* What is asked: Your task is to copy every line of the records below that contains "University".

* Data for the task:

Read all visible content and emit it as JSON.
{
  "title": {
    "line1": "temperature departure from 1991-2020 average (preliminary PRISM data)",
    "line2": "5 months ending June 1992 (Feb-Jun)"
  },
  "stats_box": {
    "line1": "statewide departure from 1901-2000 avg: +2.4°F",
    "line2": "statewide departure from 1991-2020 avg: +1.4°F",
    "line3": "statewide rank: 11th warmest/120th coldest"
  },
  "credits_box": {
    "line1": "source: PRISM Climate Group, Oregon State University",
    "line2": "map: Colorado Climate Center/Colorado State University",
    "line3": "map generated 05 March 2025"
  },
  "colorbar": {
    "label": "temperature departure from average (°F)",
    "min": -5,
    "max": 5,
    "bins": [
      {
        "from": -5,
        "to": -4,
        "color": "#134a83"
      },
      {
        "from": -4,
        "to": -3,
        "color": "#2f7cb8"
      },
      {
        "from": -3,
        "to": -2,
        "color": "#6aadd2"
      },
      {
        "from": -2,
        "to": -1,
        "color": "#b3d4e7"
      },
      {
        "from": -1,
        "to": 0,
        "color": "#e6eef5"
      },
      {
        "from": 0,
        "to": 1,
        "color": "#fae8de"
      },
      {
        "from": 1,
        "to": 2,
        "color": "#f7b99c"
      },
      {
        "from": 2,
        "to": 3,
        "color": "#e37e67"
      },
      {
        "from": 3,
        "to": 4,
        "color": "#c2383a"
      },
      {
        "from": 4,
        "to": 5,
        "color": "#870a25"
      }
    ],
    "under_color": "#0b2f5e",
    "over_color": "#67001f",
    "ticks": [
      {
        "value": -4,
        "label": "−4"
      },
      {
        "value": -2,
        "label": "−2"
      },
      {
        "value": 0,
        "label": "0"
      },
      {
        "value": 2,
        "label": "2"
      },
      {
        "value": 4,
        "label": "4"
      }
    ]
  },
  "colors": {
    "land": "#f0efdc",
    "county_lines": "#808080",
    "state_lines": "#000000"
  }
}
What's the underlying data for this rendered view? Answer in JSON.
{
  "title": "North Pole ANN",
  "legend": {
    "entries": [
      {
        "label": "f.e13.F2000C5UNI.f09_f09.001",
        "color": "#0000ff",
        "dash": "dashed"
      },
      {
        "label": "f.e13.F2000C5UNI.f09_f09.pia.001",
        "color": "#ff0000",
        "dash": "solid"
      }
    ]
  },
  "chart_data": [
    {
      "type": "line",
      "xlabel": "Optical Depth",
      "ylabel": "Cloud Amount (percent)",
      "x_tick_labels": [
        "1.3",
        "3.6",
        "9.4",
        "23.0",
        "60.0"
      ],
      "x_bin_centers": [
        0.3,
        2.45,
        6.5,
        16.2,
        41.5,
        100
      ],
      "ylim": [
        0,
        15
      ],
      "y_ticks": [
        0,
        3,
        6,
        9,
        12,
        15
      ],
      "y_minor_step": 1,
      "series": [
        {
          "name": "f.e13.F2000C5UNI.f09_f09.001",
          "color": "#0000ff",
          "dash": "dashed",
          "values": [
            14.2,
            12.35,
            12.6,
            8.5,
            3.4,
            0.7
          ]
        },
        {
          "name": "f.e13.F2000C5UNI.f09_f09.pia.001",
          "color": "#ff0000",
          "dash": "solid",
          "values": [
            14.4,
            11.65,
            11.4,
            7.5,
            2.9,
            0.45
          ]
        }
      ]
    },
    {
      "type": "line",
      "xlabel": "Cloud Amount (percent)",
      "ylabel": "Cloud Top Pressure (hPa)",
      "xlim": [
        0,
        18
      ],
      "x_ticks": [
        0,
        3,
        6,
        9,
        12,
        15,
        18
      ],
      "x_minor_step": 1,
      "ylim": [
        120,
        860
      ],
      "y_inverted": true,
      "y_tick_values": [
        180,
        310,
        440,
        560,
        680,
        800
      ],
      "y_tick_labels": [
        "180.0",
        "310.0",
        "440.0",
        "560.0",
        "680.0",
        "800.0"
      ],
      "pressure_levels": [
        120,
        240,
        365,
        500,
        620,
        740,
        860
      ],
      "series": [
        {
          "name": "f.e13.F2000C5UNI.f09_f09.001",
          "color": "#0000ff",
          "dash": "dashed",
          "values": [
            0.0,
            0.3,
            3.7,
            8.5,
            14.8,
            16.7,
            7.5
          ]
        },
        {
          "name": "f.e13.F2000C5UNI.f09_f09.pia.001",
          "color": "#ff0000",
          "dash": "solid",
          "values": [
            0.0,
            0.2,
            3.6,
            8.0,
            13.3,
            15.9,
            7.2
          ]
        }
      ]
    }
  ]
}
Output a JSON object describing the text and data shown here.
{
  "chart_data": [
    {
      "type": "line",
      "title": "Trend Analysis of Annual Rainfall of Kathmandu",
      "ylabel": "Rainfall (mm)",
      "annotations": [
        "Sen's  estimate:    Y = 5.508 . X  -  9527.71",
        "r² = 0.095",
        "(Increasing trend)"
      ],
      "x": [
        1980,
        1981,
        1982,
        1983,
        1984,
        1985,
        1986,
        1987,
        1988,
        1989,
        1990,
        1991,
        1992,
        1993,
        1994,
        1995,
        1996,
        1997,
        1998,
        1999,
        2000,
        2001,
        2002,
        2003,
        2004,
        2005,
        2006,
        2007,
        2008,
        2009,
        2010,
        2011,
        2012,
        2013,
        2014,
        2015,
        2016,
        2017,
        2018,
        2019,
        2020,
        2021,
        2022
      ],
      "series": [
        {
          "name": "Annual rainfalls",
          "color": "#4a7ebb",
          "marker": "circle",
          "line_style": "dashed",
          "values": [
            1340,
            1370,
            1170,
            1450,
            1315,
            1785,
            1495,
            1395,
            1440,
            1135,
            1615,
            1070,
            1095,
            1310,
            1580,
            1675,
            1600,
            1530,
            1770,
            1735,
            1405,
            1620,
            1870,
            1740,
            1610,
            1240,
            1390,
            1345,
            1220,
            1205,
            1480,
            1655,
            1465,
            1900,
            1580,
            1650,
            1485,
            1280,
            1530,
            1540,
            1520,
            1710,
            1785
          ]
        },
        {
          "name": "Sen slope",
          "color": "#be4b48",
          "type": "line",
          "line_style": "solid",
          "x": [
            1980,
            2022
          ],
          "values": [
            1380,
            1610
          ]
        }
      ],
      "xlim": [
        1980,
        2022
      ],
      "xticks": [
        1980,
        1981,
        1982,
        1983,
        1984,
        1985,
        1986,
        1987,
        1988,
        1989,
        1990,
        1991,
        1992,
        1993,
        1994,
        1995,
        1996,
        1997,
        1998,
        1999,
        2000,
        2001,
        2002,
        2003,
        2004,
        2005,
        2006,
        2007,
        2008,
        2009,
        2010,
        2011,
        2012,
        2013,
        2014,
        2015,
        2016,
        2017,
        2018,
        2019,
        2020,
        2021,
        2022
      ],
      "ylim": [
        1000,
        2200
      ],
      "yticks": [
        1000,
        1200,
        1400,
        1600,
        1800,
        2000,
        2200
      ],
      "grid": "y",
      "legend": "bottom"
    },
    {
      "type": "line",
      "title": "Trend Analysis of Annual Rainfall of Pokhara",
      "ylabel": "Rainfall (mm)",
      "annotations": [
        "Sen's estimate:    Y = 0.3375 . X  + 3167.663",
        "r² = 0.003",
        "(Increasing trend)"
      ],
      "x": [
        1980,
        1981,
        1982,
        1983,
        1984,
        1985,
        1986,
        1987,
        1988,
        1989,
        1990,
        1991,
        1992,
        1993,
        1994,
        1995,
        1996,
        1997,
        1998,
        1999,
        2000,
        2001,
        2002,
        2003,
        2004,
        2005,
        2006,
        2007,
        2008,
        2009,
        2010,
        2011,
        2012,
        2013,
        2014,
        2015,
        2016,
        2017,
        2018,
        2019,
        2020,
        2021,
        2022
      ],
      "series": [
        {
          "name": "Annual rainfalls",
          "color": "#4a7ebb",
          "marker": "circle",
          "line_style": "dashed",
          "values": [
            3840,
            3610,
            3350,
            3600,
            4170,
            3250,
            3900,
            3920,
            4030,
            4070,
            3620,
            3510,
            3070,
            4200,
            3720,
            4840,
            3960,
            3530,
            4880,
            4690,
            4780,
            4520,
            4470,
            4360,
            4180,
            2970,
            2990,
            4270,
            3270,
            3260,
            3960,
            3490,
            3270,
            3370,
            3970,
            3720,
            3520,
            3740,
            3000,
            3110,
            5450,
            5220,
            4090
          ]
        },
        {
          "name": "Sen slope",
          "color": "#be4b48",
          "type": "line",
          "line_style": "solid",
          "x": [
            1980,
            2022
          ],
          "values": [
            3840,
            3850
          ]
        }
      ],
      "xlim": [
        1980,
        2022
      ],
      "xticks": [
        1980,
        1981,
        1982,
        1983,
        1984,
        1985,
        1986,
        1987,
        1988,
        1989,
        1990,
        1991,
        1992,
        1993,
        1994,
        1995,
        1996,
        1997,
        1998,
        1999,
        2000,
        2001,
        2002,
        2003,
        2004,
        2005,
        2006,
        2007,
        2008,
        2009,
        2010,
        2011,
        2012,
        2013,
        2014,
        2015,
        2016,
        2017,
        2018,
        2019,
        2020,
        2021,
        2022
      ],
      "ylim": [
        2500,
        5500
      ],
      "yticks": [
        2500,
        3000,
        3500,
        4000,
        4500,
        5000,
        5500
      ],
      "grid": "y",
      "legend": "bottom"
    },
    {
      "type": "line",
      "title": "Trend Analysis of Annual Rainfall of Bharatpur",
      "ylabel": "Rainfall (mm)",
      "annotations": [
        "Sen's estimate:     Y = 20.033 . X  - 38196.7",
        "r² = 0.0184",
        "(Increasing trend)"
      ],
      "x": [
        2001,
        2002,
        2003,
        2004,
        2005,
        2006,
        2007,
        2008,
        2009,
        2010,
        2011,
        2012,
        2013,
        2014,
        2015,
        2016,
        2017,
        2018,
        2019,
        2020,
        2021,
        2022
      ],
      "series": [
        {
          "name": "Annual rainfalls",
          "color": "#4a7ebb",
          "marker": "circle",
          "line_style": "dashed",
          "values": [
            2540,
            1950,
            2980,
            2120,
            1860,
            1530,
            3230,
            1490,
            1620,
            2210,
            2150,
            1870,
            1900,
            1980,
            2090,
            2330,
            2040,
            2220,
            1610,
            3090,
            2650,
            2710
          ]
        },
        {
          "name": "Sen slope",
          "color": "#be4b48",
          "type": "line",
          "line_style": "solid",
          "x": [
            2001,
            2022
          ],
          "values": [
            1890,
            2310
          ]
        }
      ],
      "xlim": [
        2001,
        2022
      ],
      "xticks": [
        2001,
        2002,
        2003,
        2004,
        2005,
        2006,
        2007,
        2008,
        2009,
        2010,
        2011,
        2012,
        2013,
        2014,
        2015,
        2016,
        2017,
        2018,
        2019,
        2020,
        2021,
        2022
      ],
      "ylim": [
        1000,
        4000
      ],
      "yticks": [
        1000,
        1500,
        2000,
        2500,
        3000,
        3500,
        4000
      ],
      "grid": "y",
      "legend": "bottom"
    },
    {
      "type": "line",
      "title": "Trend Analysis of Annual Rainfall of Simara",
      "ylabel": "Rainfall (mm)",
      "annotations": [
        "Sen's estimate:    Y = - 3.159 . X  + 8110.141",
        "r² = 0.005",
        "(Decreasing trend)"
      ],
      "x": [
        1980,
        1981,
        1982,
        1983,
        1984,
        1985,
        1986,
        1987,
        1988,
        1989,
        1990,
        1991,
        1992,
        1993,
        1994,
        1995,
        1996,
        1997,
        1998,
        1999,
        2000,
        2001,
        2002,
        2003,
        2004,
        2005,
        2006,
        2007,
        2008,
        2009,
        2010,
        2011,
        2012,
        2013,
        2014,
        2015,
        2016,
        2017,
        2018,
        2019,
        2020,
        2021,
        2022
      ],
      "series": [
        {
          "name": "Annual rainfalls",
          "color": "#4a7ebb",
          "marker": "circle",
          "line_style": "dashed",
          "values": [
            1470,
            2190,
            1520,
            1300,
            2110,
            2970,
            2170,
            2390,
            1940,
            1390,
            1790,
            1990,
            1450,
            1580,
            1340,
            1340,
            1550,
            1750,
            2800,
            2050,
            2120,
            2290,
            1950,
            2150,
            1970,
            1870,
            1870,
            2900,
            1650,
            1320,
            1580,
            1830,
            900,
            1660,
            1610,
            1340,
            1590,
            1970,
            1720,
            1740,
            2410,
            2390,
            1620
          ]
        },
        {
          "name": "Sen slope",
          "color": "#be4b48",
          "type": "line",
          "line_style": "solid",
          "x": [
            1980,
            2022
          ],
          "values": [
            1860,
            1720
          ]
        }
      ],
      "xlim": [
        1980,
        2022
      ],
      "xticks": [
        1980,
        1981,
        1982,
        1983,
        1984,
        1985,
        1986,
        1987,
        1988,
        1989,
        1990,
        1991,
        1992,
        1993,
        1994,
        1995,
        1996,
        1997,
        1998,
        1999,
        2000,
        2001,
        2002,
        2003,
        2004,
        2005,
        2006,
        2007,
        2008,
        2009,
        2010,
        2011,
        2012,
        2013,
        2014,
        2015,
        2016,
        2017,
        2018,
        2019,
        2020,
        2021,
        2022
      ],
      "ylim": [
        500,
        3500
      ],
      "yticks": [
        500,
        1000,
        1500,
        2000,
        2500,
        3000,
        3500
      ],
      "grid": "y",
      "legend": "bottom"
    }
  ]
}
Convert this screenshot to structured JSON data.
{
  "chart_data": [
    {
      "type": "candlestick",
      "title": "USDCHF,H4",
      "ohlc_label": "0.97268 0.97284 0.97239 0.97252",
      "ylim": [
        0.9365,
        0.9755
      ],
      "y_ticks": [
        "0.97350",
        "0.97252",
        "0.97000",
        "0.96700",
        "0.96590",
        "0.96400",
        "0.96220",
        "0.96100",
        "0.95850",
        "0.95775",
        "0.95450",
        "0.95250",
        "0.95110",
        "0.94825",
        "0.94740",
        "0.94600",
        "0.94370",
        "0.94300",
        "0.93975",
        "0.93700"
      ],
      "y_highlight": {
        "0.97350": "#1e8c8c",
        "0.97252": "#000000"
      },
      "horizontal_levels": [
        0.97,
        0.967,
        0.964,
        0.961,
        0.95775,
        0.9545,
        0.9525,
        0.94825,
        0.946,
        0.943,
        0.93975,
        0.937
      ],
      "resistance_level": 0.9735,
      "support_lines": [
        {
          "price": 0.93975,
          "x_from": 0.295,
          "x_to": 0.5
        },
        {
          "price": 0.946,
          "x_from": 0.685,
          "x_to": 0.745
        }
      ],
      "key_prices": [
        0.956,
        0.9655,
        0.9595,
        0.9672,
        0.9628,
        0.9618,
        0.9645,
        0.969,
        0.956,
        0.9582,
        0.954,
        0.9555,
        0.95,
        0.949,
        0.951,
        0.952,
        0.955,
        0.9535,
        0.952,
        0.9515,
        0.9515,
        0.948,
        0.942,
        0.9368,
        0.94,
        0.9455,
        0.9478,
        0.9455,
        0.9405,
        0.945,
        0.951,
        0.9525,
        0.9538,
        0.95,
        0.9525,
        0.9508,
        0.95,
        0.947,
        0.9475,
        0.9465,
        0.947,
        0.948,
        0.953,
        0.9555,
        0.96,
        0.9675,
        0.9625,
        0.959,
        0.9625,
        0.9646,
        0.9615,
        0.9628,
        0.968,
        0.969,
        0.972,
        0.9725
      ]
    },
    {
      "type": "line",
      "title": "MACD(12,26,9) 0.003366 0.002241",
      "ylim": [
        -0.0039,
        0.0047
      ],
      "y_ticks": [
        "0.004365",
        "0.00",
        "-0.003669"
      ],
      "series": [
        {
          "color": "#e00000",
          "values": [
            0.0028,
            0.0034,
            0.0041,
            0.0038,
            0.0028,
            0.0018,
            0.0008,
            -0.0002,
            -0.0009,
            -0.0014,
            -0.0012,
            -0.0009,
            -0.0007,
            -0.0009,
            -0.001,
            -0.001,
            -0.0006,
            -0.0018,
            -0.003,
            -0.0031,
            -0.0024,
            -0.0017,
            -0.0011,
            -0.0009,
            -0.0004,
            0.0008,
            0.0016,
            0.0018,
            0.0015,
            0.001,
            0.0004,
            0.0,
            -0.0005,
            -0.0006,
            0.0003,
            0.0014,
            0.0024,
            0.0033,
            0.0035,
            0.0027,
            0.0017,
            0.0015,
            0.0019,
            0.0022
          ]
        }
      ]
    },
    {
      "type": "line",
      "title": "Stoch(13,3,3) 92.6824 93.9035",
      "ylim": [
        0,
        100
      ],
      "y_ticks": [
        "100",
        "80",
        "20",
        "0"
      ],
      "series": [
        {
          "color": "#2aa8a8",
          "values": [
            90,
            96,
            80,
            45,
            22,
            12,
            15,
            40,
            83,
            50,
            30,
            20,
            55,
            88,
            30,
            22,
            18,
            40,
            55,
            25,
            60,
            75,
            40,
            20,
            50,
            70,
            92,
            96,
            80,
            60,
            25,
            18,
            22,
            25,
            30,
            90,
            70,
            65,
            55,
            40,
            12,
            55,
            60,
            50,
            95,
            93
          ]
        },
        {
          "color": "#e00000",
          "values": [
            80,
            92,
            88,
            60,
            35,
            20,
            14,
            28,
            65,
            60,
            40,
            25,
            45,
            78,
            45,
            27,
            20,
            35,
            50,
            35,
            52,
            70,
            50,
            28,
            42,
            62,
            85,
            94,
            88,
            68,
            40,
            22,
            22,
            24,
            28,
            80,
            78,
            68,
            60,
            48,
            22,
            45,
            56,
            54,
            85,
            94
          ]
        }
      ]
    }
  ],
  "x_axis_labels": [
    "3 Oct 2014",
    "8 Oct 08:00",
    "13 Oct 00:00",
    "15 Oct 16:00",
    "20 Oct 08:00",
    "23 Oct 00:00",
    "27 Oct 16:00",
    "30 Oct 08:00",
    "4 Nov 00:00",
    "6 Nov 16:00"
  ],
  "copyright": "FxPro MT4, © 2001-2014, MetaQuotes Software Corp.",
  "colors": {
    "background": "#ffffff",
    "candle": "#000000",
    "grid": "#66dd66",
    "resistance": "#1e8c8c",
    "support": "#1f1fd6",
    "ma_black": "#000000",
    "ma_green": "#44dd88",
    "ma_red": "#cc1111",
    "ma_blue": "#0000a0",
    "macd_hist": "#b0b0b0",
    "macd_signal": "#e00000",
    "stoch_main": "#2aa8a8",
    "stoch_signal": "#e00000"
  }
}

* Result for this exercise:
    "line1": "source: PRISM Climate Group, Oregon State University",
    "line2": "map: Colorado Climate Center/Colorado State University",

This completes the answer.